** start of RECORDS FOR THE EXERCISE **

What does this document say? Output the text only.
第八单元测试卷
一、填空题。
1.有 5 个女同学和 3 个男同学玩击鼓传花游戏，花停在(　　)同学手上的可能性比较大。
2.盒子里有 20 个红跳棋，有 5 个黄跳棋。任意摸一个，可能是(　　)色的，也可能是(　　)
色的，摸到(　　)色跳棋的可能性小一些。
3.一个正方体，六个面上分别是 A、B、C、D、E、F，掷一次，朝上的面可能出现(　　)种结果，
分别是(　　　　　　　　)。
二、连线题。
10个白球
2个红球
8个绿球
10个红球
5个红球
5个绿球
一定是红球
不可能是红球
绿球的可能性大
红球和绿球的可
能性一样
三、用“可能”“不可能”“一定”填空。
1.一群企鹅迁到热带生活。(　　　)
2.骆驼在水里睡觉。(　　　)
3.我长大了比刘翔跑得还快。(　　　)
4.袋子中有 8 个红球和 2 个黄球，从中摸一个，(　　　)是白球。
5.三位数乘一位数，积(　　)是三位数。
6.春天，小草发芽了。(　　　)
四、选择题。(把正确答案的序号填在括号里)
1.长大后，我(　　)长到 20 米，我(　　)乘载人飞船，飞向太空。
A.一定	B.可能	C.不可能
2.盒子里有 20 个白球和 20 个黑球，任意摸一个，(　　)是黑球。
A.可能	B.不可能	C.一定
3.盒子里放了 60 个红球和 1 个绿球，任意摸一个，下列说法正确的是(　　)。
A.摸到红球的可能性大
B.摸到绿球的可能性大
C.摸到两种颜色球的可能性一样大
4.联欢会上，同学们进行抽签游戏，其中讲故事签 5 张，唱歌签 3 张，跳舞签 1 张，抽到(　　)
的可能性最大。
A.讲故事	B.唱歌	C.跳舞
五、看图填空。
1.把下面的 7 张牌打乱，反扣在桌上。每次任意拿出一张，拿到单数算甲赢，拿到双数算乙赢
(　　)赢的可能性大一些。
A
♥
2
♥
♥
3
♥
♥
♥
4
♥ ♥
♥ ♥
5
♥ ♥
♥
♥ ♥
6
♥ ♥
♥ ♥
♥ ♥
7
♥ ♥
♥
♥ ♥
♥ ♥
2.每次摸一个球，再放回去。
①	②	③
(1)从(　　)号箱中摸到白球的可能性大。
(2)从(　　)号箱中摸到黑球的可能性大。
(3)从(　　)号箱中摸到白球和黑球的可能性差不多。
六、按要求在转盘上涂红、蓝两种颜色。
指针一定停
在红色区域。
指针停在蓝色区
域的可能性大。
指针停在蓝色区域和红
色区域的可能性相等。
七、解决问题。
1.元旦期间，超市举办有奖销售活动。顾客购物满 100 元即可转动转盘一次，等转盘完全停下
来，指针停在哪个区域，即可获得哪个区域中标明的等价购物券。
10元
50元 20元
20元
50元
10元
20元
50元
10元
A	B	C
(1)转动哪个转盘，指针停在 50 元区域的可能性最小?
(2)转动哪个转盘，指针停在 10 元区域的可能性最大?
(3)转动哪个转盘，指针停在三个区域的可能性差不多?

** end of RECORDS FOR THE EXERCISE **
** start of RECORDS FOR THE EXERCISE **

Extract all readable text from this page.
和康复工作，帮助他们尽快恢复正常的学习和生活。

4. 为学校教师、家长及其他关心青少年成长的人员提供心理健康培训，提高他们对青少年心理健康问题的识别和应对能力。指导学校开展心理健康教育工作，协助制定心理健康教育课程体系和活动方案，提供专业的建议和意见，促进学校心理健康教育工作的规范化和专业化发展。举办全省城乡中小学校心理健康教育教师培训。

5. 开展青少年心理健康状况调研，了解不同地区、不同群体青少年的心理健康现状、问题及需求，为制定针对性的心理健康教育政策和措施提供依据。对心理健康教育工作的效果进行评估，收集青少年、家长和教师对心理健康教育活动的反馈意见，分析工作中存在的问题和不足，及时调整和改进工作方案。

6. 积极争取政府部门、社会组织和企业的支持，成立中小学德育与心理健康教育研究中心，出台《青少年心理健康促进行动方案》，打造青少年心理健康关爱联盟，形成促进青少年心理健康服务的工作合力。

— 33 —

** end of RECORDS FOR THE EXERCISE **

> [YOUR INSTRUCTIONS]: Extract each line holding the word "个红球和" from the records.

> [EXERCISE OUTPUT]:
4.袋子中有 8 个红球和 2 个黄球，从中摸一个，(　　　)是白球。
3.盒子里放了 60 个红球和 1 个绿球，任意摸一个，下列说法正确的是(　　)。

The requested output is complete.